- What is needed:
Reproduce all of the data exactly, with no line skipped.

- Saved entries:
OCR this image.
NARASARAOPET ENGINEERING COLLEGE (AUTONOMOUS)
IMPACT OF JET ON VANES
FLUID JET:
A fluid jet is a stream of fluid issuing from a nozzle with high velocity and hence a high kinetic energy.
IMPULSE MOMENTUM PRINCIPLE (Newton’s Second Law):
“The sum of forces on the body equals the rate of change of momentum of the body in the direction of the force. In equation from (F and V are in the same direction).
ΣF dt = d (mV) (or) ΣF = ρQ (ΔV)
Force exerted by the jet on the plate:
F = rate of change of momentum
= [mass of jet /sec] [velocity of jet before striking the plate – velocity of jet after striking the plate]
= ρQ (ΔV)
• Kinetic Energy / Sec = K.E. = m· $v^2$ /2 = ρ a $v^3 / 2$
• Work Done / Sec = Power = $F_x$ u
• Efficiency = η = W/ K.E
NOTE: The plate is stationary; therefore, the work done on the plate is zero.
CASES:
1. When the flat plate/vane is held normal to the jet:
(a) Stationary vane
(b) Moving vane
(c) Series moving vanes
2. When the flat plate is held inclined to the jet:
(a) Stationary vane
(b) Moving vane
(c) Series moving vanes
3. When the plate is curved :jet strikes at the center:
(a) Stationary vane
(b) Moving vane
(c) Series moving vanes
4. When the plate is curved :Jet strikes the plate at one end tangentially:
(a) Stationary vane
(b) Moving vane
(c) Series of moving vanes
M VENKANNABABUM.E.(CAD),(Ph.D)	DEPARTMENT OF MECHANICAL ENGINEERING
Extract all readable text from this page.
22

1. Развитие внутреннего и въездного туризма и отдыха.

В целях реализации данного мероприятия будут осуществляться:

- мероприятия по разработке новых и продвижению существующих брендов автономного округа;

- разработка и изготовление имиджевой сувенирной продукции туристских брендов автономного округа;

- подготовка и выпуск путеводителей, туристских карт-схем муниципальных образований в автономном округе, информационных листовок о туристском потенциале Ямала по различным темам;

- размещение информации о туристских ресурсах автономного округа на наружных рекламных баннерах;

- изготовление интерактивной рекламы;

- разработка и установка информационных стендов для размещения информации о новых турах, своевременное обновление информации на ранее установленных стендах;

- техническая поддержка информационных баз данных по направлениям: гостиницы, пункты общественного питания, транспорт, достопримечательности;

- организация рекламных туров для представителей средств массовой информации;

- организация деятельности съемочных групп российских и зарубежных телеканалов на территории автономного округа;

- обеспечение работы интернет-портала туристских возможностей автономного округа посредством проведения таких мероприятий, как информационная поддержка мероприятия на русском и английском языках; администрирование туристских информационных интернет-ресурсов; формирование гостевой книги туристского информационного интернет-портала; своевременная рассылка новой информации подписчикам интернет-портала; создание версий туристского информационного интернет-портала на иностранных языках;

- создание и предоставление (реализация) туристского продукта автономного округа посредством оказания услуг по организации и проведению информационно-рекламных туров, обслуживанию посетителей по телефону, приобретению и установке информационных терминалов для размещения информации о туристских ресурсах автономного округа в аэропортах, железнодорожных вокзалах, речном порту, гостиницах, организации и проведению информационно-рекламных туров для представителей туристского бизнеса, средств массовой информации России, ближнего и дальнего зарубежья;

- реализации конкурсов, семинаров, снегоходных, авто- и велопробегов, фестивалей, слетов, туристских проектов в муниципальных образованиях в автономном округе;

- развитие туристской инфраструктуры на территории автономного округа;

- Exercise output:
OCR this image.
NARASARAOPET ENGINEERING COLLEGE (AUTONOMOUS)
IMPACT OF JET ON VANES
FLUID JET:
A fluid jet is a stream of fluid issuing from a nozzle with high velocity and hence a high kinetic energy.
IMPULSE MOMENTUM PRINCIPLE (Newton’s Second Law):
“The sum of forces on the body equals the rate of change of momentum of the body in the direction of the force. In equation from (F and V are in the same direction).
ΣF dt = d (mV) (or) ΣF = ρQ (ΔV)
Force exerted by the jet on the plate:
F = rate of change of momentum
= [mass of jet /sec] [velocity of jet before striking the plate – velocity of jet after striking the plate]
= ρQ (ΔV)
• Kinetic Energy / Sec = K.E. = m· $v^2$ /2 = ρ a $v^3 / 2$
• Work Done / Sec = Power = $F_x$ u
• Efficiency = η = W/ K.E
NOTE: The plate is stationary; therefore, the work done on the plate is zero.
CASES:
1. When the flat plate/vane is held normal to the jet:
(a) Stationary vane
(b) Moving vane
(c) Series moving vanes
2. When the flat plate is held inclined to the jet:
(a) Stationary vane
(b) Moving vane
(c) Series moving vanes
3. When the plate is curved :jet strikes at the center:
(a) Stationary vane
(b) Moving vane
(c) Series moving vanes
4. When the plate is curved :Jet strikes the plate at one end tangentially:
(a) Stationary vane
(b) Moving vane
(c) Series of moving vanes
M VENKANNABABUM.E.(CAD),(Ph.D)	DEPARTMENT OF MECHANICAL ENGINEERING
Extract all readable text from this page.
22

1. Развитие внутреннего и въездного туризма и отдыха.

В целях реализации данного мероприятия будут осуществляться:

- мероприятия по разработке новых и продвижению существующих брендов автономного округа;

- разработка и изготовление имиджевой сувенирной продукции туристских брендов автономного округа;

- подготовка и выпуск путеводителей, туристских карт-схем муниципальных образований в автономном округе, информационных листовок о туристском потенциале Ямала по различным темам;

- размещение информации о туристских ресурсах автономного округа на наружных рекламных баннерах;

- изготовление интерактивной рекламы;

- разработка и установка информационных стендов для размещения информации о новых турах, своевременное обновление информации на ранее установленных стендах;

- техническая поддержка информационных баз данных по направлениям: гостиницы, пункты общественного питания, транспорт, достопримечательности;

- организация рекламных туров для представителей средств массовой информации;

- организация деятельности съемочных групп российских и зарубежных телеканалов на территории автономного округа;

- обеспечение работы интернет-портала туристских возможностей автономного округа посредством проведения таких мероприятий, как информационная поддержка мероприятия на русском и английском языках; администрирование туристских информационных интернет-ресурсов; формирование гостевой книги туристского информационного интернет-портала; своевременная рассылка новой информации подписчикам интернет-портала; создание версий туристского информационного интернет-портала на иностранных языках;

- создание и предоставление (реализация) туристского продукта автономного округа посредством оказания услуг по организации и проведению информационно-рекламных туров, обслуживанию посетителей по телефону, приобретению и установке информационных терминалов для размещения информации о туристских ресурсах автономного округа в аэропортах, железнодорожных вокзалах, речном порту, гостиницах, организации и проведению информационно-рекламных туров для представителей туристского бизнеса, средств массовой информации России, ближнего и дальнего зарубежья;

- реализации конкурсов, семинаров, снегоходных, авто- и велопробегов, фестивалей, слетов, туристских проектов в муниципальных образованиях в автономном округе;

- развитие туристской инфраструктуры на территории автономного округа;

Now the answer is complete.